▸ **Input data**

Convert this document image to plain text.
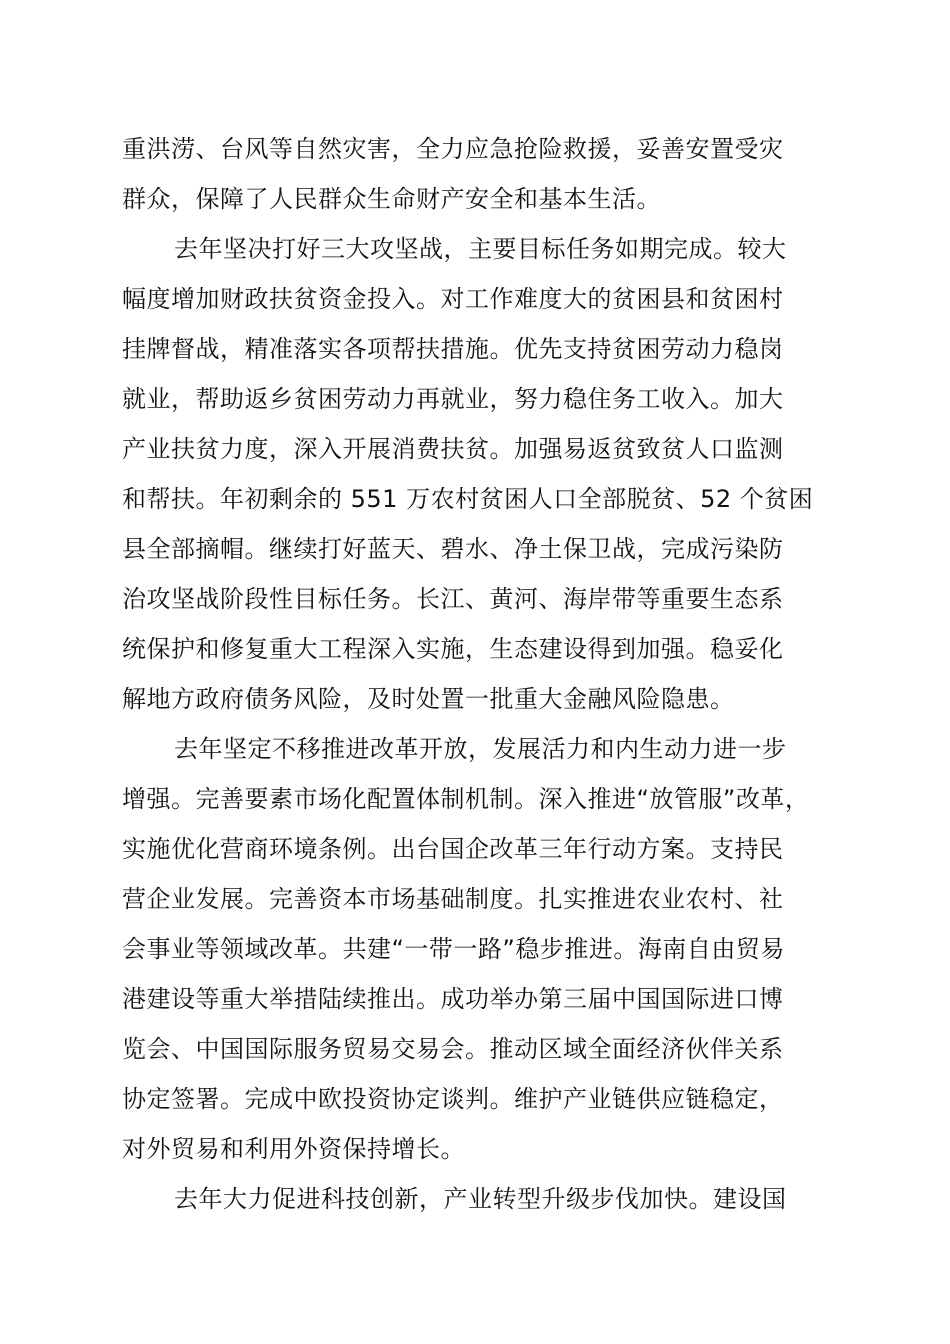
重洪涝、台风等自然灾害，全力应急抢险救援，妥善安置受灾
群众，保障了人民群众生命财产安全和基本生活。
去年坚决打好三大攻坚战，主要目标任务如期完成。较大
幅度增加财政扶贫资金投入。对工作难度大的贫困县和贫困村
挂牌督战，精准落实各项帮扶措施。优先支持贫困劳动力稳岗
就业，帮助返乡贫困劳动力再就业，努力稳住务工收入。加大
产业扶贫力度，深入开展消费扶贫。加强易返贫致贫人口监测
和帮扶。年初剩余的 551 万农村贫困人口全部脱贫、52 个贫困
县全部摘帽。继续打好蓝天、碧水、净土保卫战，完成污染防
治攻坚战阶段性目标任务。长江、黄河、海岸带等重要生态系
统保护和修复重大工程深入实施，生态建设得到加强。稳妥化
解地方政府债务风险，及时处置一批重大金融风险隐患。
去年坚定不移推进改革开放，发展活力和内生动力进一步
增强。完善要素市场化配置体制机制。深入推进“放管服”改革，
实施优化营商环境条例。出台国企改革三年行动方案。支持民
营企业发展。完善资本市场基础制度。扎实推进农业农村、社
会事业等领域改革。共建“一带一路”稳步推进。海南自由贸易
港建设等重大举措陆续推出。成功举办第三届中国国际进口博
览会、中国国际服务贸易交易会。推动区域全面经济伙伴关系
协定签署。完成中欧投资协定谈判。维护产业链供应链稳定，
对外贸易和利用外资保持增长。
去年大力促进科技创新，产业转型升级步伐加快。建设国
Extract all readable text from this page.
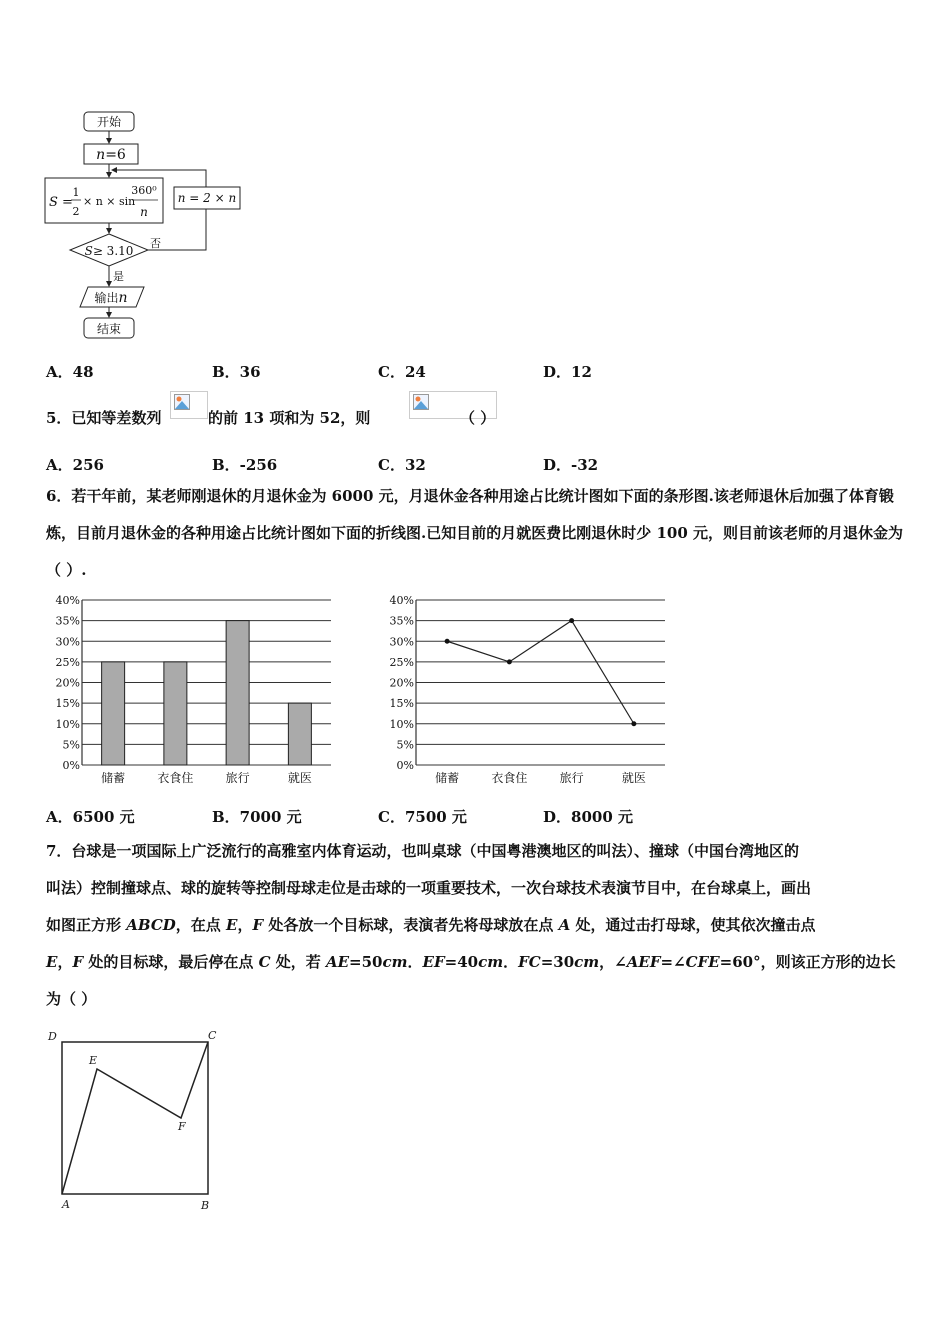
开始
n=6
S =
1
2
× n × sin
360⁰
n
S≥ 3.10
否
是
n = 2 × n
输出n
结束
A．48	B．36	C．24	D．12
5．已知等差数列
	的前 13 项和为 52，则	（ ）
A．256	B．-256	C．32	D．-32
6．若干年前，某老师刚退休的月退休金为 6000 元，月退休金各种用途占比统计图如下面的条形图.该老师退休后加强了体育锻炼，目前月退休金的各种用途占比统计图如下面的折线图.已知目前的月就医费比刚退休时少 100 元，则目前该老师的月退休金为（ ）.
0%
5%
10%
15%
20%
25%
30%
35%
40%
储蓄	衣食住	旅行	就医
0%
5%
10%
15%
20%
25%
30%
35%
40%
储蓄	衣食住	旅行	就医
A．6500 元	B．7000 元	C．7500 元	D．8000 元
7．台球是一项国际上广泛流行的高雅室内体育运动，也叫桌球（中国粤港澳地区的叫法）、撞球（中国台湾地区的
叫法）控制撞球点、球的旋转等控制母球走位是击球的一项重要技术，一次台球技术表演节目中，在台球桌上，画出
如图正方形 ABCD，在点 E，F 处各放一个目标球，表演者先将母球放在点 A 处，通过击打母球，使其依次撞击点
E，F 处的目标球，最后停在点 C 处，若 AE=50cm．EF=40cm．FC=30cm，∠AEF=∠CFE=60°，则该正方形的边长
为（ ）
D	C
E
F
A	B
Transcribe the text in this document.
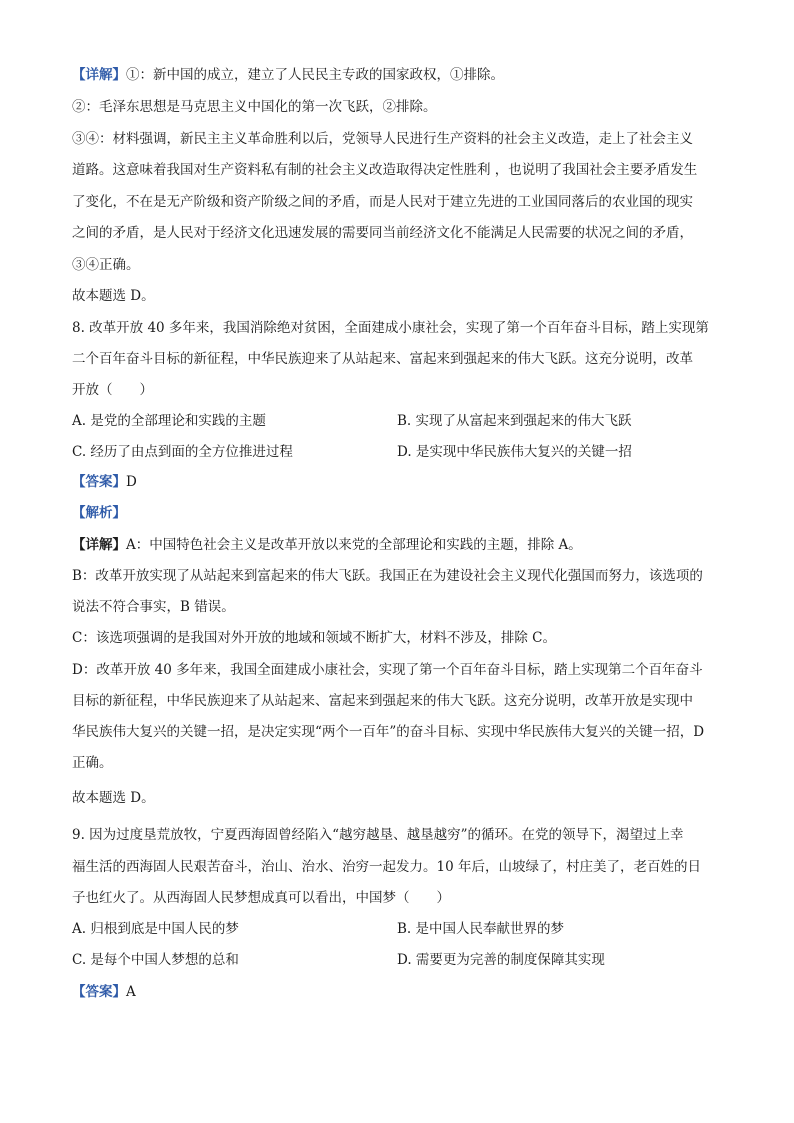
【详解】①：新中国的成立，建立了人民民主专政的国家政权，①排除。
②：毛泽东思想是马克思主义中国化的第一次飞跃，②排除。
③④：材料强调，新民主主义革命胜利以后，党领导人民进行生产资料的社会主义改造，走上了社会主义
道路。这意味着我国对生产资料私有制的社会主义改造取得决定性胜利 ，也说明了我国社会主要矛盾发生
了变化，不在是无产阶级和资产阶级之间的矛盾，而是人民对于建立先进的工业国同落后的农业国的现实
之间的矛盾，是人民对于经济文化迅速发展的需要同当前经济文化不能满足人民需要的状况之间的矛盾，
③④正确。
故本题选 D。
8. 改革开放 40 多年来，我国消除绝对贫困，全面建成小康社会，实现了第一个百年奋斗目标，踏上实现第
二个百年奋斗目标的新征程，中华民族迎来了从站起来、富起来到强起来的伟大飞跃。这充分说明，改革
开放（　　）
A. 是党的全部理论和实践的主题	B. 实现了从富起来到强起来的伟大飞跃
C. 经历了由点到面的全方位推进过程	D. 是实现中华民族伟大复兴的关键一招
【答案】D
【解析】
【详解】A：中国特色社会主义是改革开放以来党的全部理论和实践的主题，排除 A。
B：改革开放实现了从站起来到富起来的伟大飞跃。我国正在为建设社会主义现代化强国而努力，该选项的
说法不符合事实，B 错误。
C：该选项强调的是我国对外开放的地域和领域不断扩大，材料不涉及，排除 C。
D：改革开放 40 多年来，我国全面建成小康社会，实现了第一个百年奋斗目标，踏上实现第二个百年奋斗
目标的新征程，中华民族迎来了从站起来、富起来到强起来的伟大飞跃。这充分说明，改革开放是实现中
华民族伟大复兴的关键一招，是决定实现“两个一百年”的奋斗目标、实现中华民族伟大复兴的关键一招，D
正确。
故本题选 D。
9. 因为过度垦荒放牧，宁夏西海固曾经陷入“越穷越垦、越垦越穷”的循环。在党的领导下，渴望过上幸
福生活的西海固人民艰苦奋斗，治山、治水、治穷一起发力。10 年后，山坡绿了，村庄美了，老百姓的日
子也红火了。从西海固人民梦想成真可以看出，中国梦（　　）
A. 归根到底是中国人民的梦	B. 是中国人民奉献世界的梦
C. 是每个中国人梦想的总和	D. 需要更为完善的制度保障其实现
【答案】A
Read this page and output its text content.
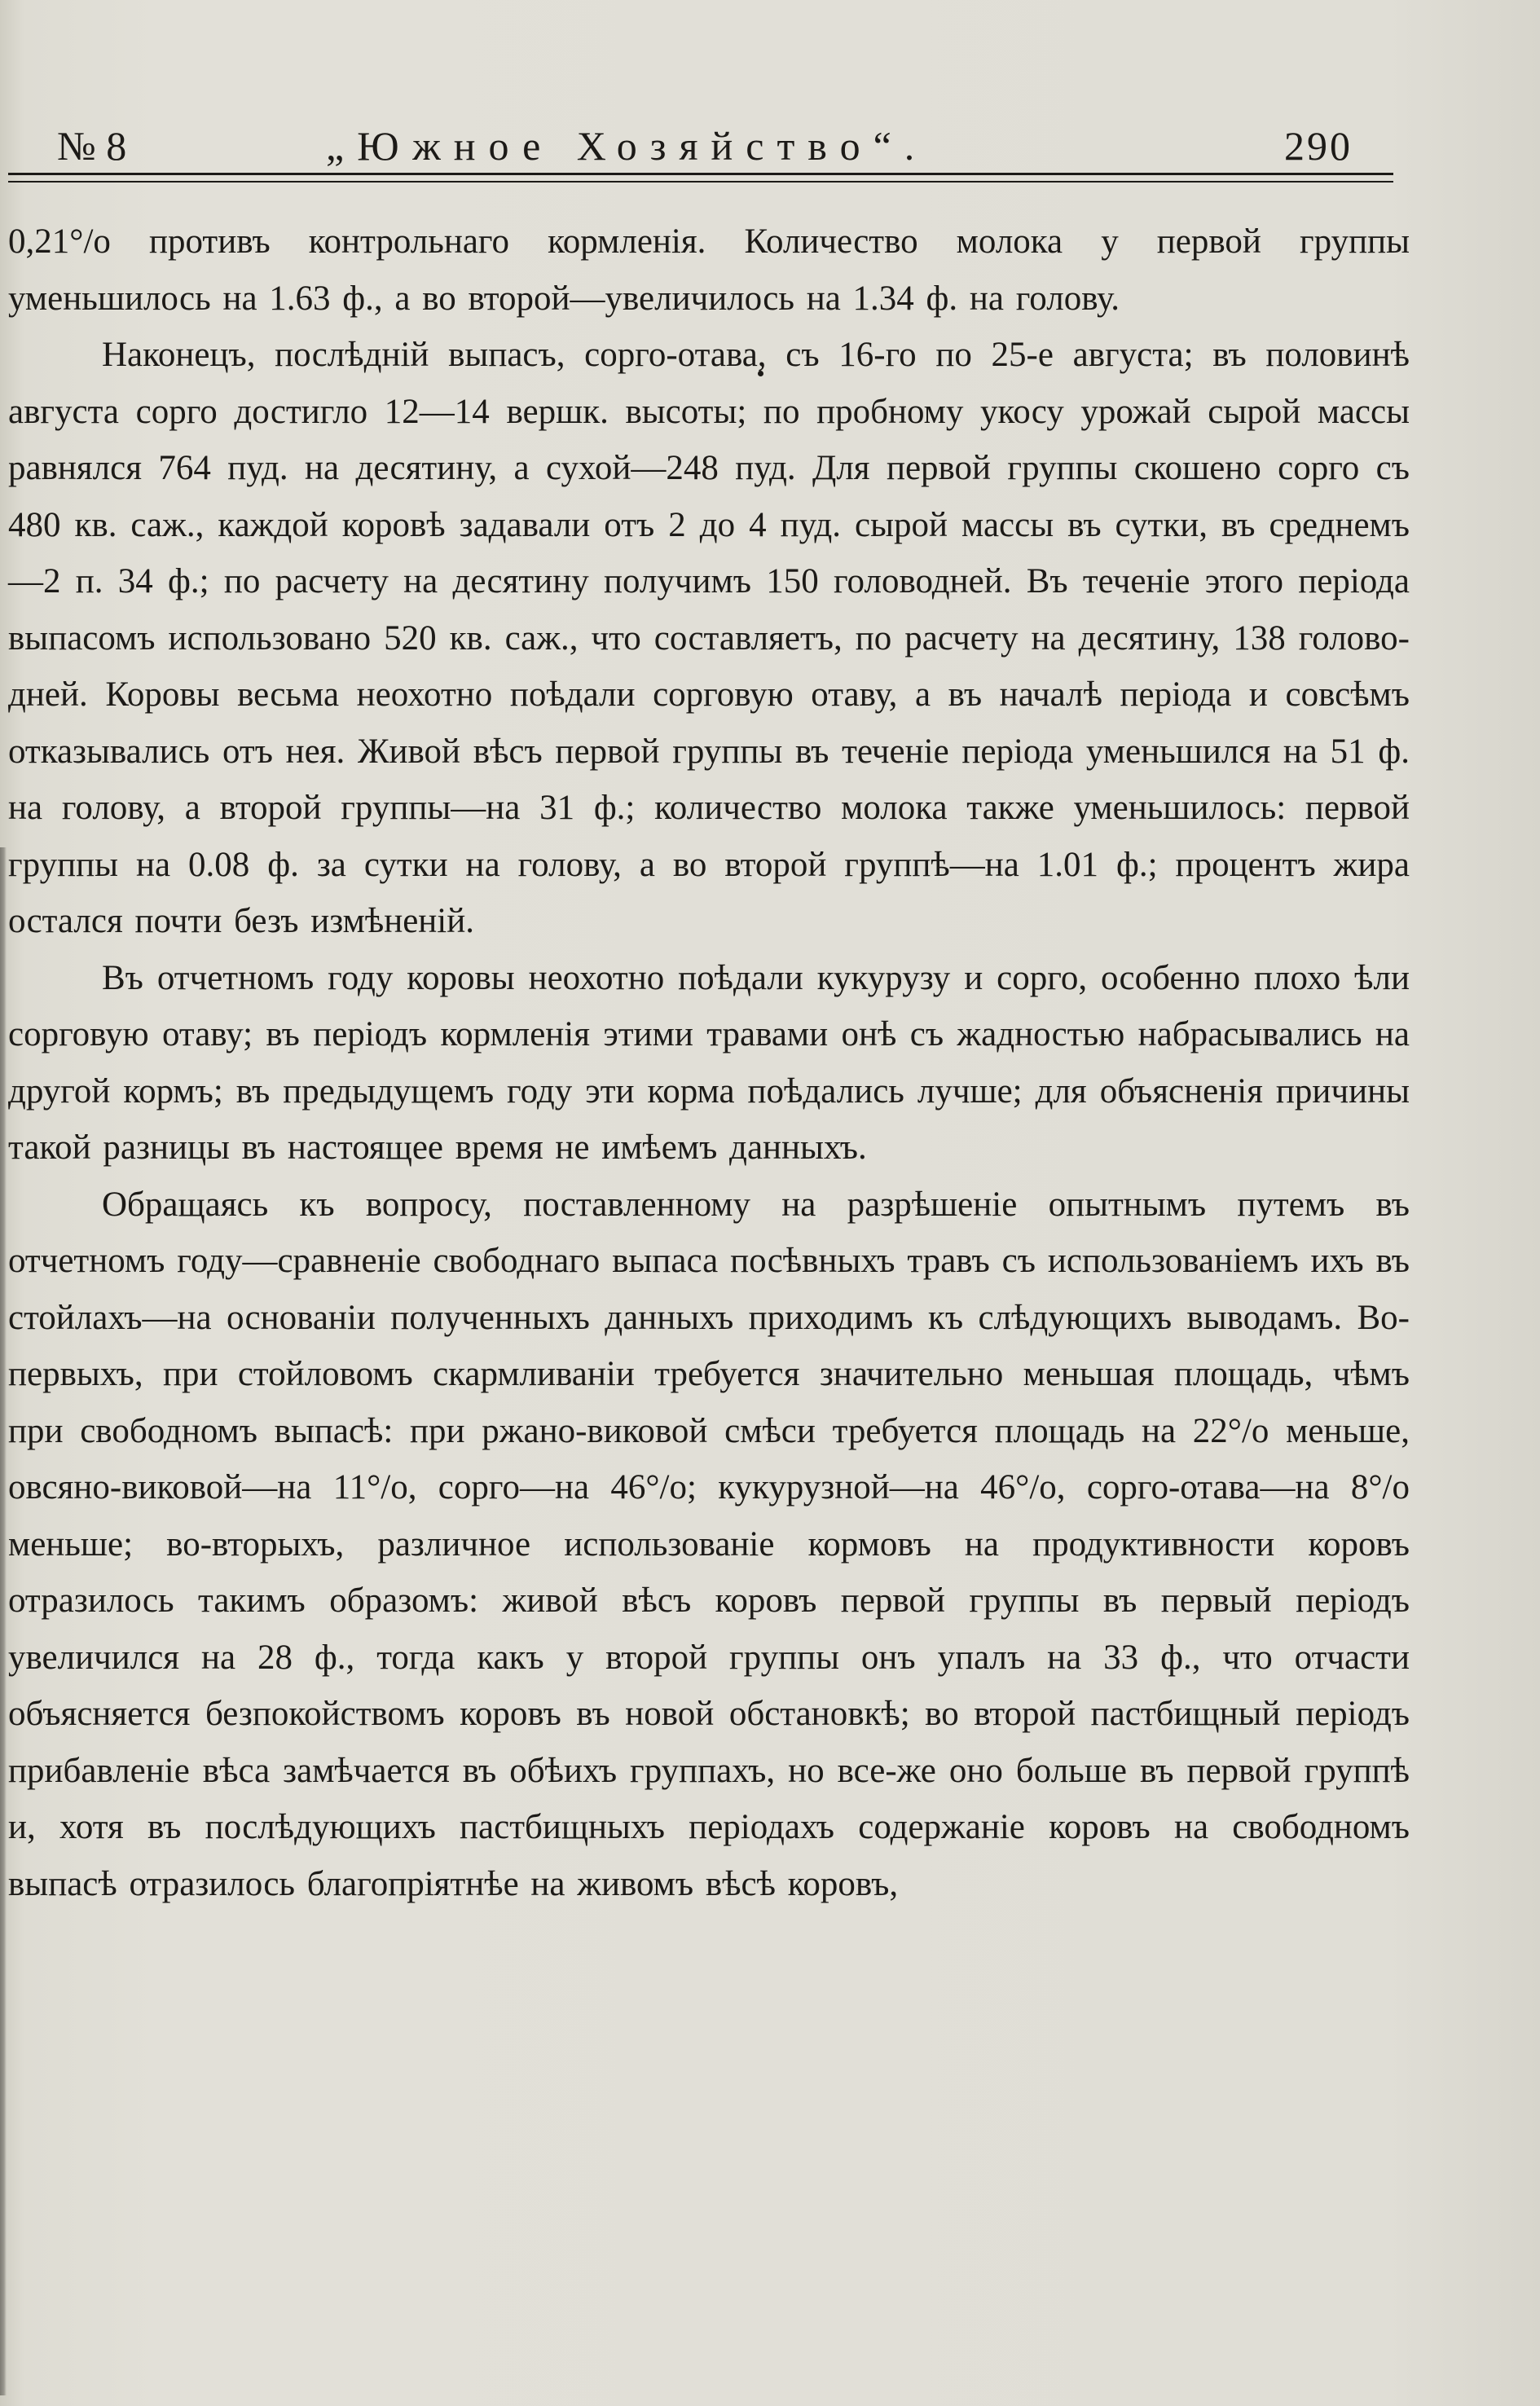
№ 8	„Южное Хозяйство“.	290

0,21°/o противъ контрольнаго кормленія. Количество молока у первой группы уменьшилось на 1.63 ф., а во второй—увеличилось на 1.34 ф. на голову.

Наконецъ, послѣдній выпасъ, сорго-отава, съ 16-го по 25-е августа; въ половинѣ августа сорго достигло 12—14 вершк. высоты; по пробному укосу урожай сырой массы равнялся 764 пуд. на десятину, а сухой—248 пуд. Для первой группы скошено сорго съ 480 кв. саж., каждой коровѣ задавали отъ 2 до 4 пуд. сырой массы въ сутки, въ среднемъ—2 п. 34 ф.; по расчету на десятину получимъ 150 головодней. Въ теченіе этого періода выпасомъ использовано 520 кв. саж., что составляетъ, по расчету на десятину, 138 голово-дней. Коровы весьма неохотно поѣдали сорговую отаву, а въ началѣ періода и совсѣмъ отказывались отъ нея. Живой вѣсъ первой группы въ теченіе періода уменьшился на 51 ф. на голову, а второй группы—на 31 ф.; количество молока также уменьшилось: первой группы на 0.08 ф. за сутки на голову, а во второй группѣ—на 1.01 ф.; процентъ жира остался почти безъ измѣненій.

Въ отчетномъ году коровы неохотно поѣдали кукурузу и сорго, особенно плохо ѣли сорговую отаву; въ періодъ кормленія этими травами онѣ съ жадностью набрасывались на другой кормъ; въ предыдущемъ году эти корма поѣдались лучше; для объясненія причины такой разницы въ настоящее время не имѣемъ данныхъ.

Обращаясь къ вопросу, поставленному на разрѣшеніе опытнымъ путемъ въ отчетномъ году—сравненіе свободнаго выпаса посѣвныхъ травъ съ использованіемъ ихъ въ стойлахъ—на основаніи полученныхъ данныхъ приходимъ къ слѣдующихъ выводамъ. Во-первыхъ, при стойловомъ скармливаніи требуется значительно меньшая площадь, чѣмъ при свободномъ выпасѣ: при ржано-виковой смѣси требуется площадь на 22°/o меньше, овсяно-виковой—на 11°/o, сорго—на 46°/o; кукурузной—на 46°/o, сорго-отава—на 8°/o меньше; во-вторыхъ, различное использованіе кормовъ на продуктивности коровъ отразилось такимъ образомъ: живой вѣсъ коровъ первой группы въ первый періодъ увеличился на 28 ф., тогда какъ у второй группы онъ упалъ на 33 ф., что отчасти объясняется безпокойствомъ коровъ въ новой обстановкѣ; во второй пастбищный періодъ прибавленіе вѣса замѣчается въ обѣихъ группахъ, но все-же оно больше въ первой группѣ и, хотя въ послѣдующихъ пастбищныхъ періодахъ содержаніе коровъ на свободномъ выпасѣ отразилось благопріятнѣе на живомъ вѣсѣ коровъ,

▸ **To do**
Look through the records and gather every line containing "这充分说明".

▸ **Response**
二个百年奋斗目标的新征程，中华民族迎来了从站起来、富起来到强起来的伟大飞跃。这充分说明，改革
目标的新征程，中华民族迎来了从站起来、富起来到强起来的伟大飞跃。这充分说明，改革开放是实现中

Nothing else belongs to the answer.